Stated problem: Show all lines from the listing below that contain "name".
** Begin Source material **
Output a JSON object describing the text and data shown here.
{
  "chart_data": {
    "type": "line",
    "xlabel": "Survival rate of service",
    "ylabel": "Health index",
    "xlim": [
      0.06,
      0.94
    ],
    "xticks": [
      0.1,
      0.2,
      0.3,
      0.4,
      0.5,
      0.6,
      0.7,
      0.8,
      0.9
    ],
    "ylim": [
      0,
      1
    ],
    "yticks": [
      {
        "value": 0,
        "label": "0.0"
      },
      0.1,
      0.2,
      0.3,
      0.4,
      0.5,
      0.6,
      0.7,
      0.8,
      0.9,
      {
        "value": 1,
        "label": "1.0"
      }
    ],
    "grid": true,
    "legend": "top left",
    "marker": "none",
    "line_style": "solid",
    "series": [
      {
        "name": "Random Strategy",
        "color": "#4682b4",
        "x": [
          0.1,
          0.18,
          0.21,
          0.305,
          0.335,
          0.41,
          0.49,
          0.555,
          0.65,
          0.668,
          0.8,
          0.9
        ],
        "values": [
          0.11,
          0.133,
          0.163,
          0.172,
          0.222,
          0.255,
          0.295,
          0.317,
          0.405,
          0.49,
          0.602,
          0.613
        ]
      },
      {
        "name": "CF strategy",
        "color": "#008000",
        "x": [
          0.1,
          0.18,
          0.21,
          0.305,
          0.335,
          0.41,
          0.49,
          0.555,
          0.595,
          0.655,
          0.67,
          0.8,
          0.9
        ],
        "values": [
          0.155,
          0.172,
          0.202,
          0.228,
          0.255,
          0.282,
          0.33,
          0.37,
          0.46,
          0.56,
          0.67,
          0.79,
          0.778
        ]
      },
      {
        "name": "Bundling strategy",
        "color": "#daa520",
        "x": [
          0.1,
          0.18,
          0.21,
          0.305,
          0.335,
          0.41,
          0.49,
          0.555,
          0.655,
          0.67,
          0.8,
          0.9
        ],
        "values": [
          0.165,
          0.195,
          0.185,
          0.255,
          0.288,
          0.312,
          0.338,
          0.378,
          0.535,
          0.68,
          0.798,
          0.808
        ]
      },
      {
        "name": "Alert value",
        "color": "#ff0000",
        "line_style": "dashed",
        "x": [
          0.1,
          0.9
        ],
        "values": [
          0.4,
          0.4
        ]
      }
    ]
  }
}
** End Source material **
Output for this exercise:
        "name": "Random Strategy",
        "name": "CF strategy",
        "name": "Bundling strategy",
        "name": "Alert value",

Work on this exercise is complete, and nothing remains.